Entries provided

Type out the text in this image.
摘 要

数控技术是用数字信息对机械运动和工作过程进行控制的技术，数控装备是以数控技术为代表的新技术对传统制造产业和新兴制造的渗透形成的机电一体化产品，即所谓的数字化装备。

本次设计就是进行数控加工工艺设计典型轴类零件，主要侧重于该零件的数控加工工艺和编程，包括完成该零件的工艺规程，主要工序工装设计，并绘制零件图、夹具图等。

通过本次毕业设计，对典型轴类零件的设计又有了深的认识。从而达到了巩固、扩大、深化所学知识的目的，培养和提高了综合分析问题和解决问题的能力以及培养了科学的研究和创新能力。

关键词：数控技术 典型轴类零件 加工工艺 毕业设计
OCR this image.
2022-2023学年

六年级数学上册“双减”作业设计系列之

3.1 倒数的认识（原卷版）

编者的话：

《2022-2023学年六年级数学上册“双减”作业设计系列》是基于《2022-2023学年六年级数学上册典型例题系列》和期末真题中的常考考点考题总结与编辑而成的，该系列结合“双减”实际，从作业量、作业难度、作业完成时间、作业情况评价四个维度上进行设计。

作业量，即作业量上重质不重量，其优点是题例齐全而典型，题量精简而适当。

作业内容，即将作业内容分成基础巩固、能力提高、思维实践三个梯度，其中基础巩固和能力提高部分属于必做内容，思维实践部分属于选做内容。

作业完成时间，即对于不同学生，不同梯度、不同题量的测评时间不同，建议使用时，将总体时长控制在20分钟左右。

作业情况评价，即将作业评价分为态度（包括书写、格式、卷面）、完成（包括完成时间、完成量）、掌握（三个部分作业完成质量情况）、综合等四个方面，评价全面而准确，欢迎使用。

What is needed
Find how many lines in the records contain the string "image", then give the number alone.

Answer for the task
2